## TASK INSTRUCTIONS
Reproduce the records below in full and without edits, omitting images.

Dataset items
────
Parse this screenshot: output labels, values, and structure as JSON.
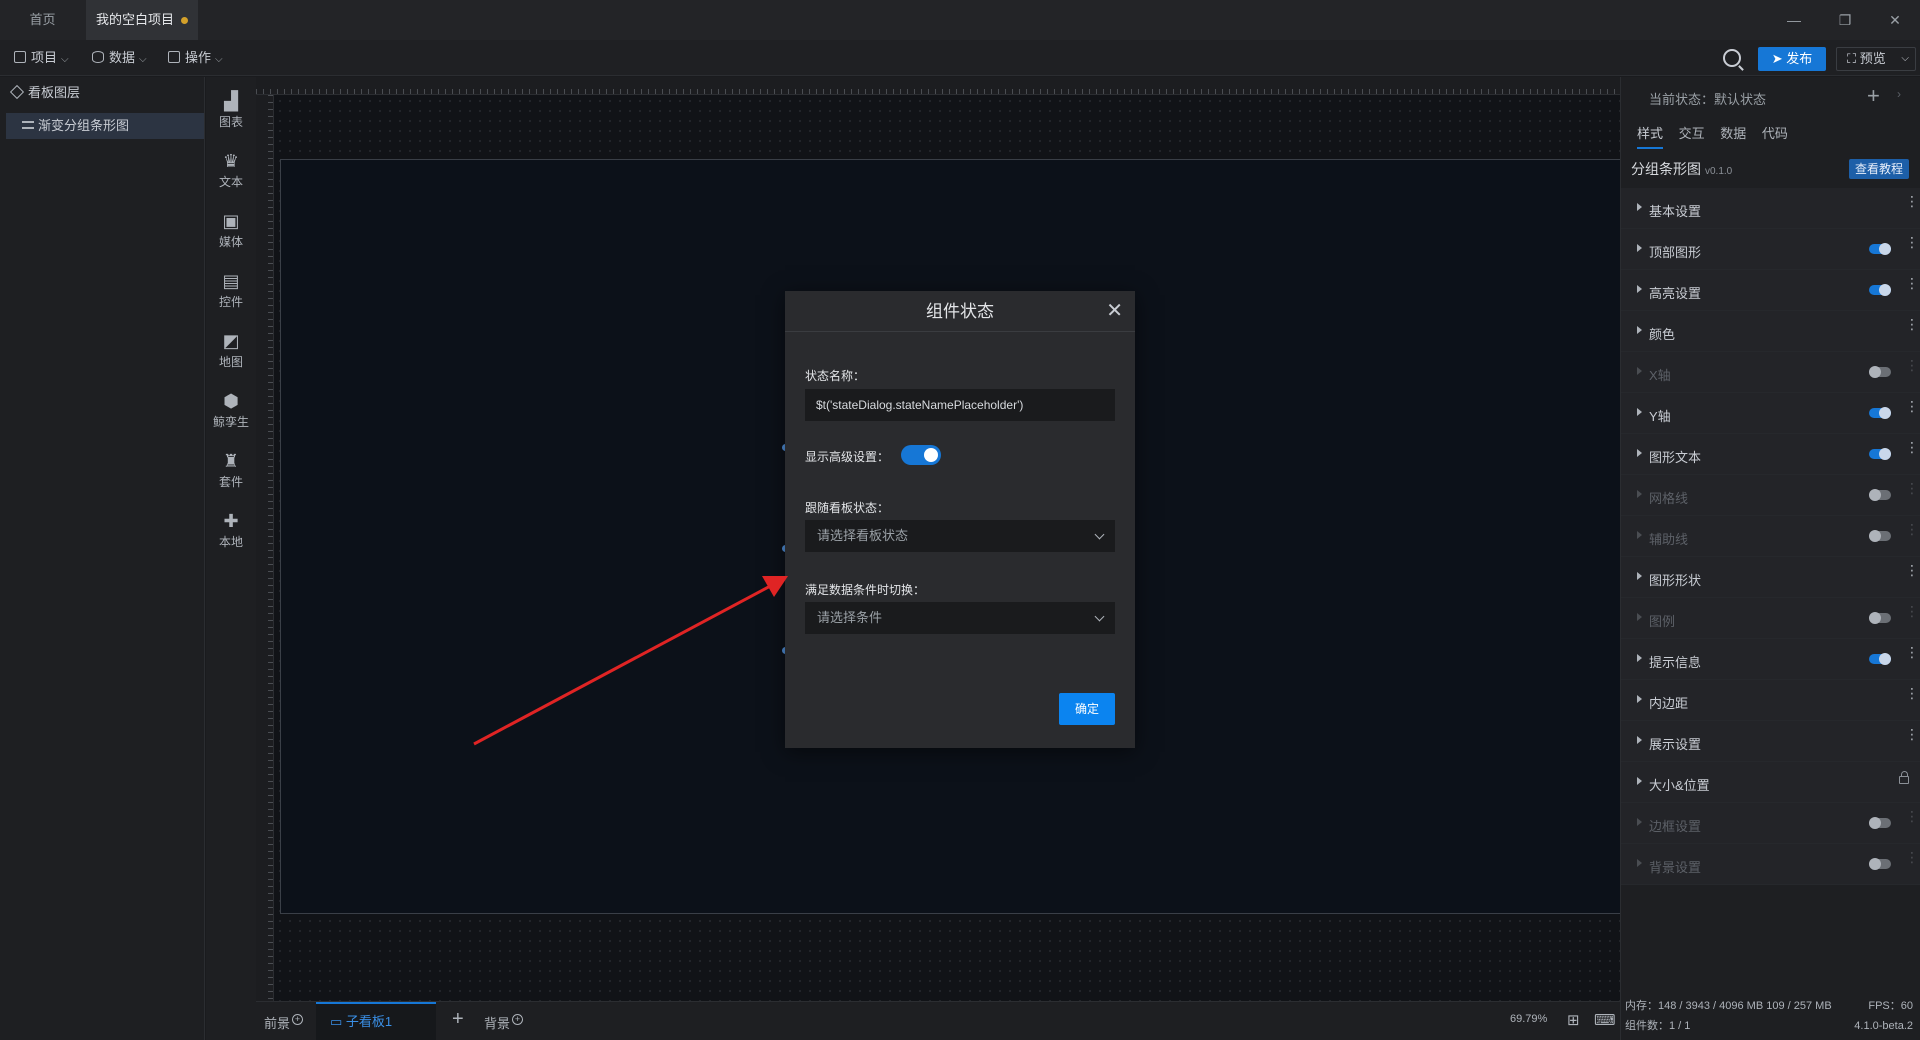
{
  "tabs": {
    "home": "首页",
    "project": "我的空白项目"
  },
  "menu": {
    "project": "项目",
    "data": "数据",
    "operate": "操作",
    "publish": "发布",
    "preview": "预览"
  },
  "layers": {
    "title": "看板图层",
    "items": [
      "渐变分组条形图"
    ]
  },
  "components": [
    "图表",
    "文本",
    "媒体",
    "控件",
    "地图",
    "鲸孪生",
    "套件",
    "本地"
  ],
  "bottom": {
    "foreground": "前景",
    "subboard": "子看板1",
    "background": "背景",
    "zoom": "69.79%"
  },
  "right_panel": {
    "state_label": "当前状态：默认状态",
    "tabs": [
      "样式",
      "交互",
      "数据",
      "代码"
    ],
    "component_name": "分组条形图",
    "version": "v0.1.0",
    "tutorial": "查看教程",
    "sections": [
      {
        "label": "基本设置",
        "toggle": "none",
        "disabled": false
      },
      {
        "label": "顶部图形",
        "toggle": "on",
        "disabled": false
      },
      {
        "label": "高亮设置",
        "toggle": "on",
        "disabled": false
      },
      {
        "label": "颜色",
        "toggle": "none",
        "disabled": false
      },
      {
        "label": "X轴",
        "toggle": "off",
        "disabled": true
      },
      {
        "label": "Y轴",
        "toggle": "on",
        "disabled": false
      },
      {
        "label": "图形文本",
        "toggle": "on",
        "disabled": false
      },
      {
        "label": "网格线",
        "toggle": "off",
        "disabled": true
      },
      {
        "label": "辅助线",
        "toggle": "off",
        "disabled": true
      },
      {
        "label": "图形形状",
        "toggle": "none",
        "disabled": false
      },
      {
        "label": "图例",
        "toggle": "off",
        "disabled": true
      },
      {
        "label": "提示信息",
        "toggle": "on",
        "disabled": false
      },
      {
        "label": "内边距",
        "toggle": "none",
        "disabled": false
      },
      {
        "label": "展示设置",
        "toggle": "none",
        "disabled": false
      },
      {
        "label": "大小&位置",
        "toggle": "lock",
        "disabled": false
      },
      {
        "label": "边框设置",
        "toggle": "off",
        "disabled": true
      },
      {
        "label": "背景设置",
        "toggle": "off",
        "disabled": true
      }
    ],
    "footer": {
      "memory": "内存：148 / 3943 / 4096 MB  109 / 257 MB",
      "fps": "FPS：60",
      "count": "组件数：1 / 1",
      "version": "4.1.0-beta.2"
    }
  },
  "modal": {
    "title": "组件状态",
    "state_name_label": "状态名称：",
    "state_name_value": "$t('stateDialog.stateNamePlaceholder')",
    "advanced_label": "显示高级设置：",
    "follow_label": "跟随看板状态：",
    "follow_placeholder": "请选择看板状态",
    "condition_label": "满足数据条件时切换：",
    "condition_placeholder": "请选择条件",
    "confirm": "确定"
  },
  "colors": {
    "accent": "#1677d6",
    "annotation_arrow": "#e02424"
  }
}
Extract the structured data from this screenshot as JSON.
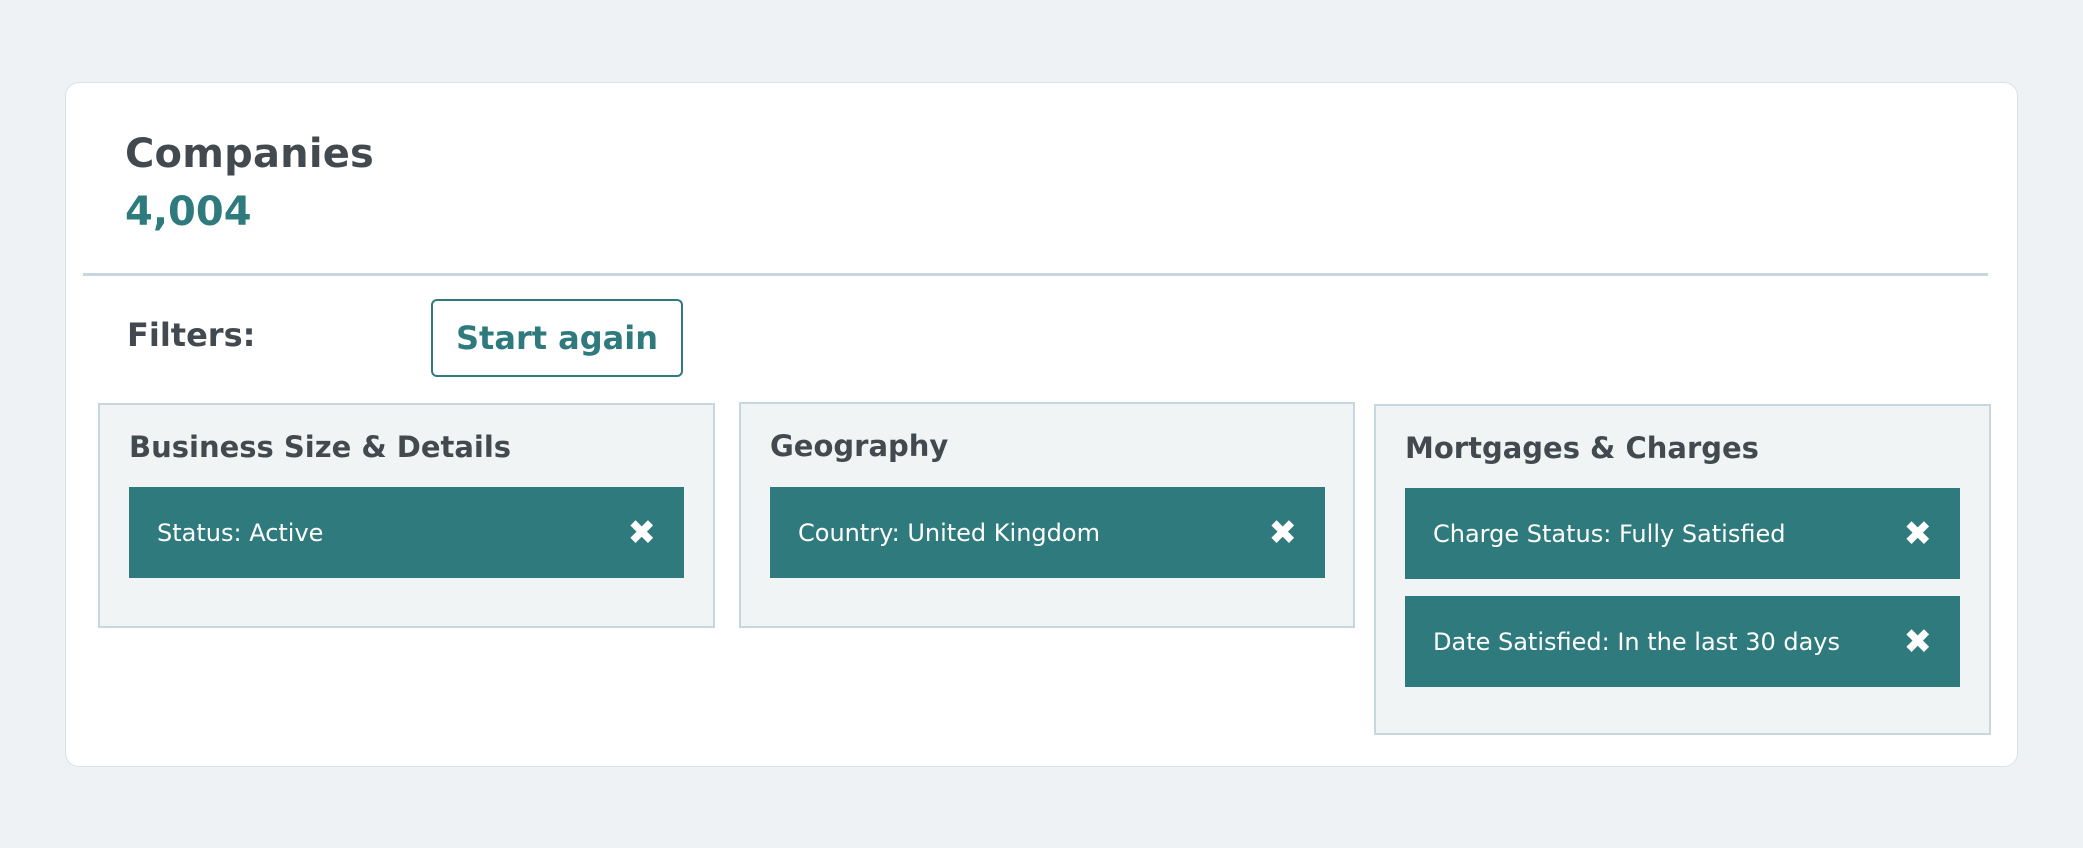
────
## SOLUTION BELOW
Parse this screenshot: output labels, values, and structure as JSON.
{
  "tabs": {
    "home": "首页",
    "project": "我的空白项目"
  },
  "menu": {
    "project": "项目",
    "data": "数据",
    "operate": "操作",
    "publish": "发布",
    "preview": "预览"
  },
  "layers": {
    "title": "看板图层",
    "items": [
      "渐变分组条形图"
    ]
  },
  "components": [
    "图表",
    "文本",
    "媒体",
    "控件",
    "地图",
    "鲸孪生",
    "套件",
    "本地"
  ],
  "bottom": {
    "foreground": "前景",
    "subboard": "子看板1",
    "background": "背景",
    "zoom": "69.79%"
  },
  "right_panel": {
    "state_label": "当前状态：默认状态",
    "tabs": [
      "样式",
      "交互",
      "数据",
      "代码"
    ],
    "component_name": "分组条形图",
    "version": "v0.1.0",
    "tutorial": "查看教程",
    "sections": [
      {
        "label": "基本设置",
        "toggle": "none",
        "disabled": false
      },
      {
        "label": "顶部图形",
        "toggle": "on",
        "disabled": false
      },
      {
        "label": "高亮设置",
        "toggle": "on",
        "disabled": false
      },
      {
        "label": "颜色",
        "toggle": "none",
        "disabled": false
      },
      {
        "label": "X轴",
        "toggle": "off",
        "disabled": true
      },
      {
        "label": "Y轴",
        "toggle": "on",
        "disabled": false
      },
      {
        "label": "图形文本",
        "toggle": "on",
        "disabled": false
      },
      {
        "label": "网格线",
        "toggle": "off",
        "disabled": true
      },
      {
        "label": "辅助线",
        "toggle": "off",
        "disabled": true
      },
      {
        "label": "图形形状",
        "toggle": "none",
        "disabled": false
      },
      {
        "label": "图例",
        "toggle": "off",
        "disabled": true
      },
      {
        "label": "提示信息",
        "toggle": "on",
        "disabled": false
      },
      {
        "label": "内边距",
        "toggle": "none",
        "disabled": false
      },
      {
        "label": "展示设置",
        "toggle": "none",
        "disabled": false
      },
      {
        "label": "大小&位置",
        "toggle": "lock",
        "disabled": false
      },
      {
        "label": "边框设置",
        "toggle": "off",
        "disabled": true
      },
      {
        "label": "背景设置",
        "toggle": "off",
        "disabled": true
      }
    ],
    "footer": {
      "memory": "内存：148 / 3943 / 4096 MB  109 / 257 MB",
      "fps": "FPS：60",
      "count": "组件数：1 / 1",
      "version": "4.1.0-beta.2"
    }
  },
  "modal": {
    "title": "组件状态",
    "state_name_label": "状态名称：",
    "state_name_value": "$t('stateDialog.stateNamePlaceholder')",
    "advanced_label": "显示高级设置：",
    "follow_label": "跟随看板状态：",
    "follow_placeholder": "请选择看板状态",
    "condition_label": "满足数据条件时切换：",
    "condition_placeholder": "请选择条件",
    "confirm": "确定"
  },
  "colors": {
    "accent": "#1677d6",
    "annotation_arrow": "#e02424"
  }
}
Extract the structured data from this screenshot as JSON.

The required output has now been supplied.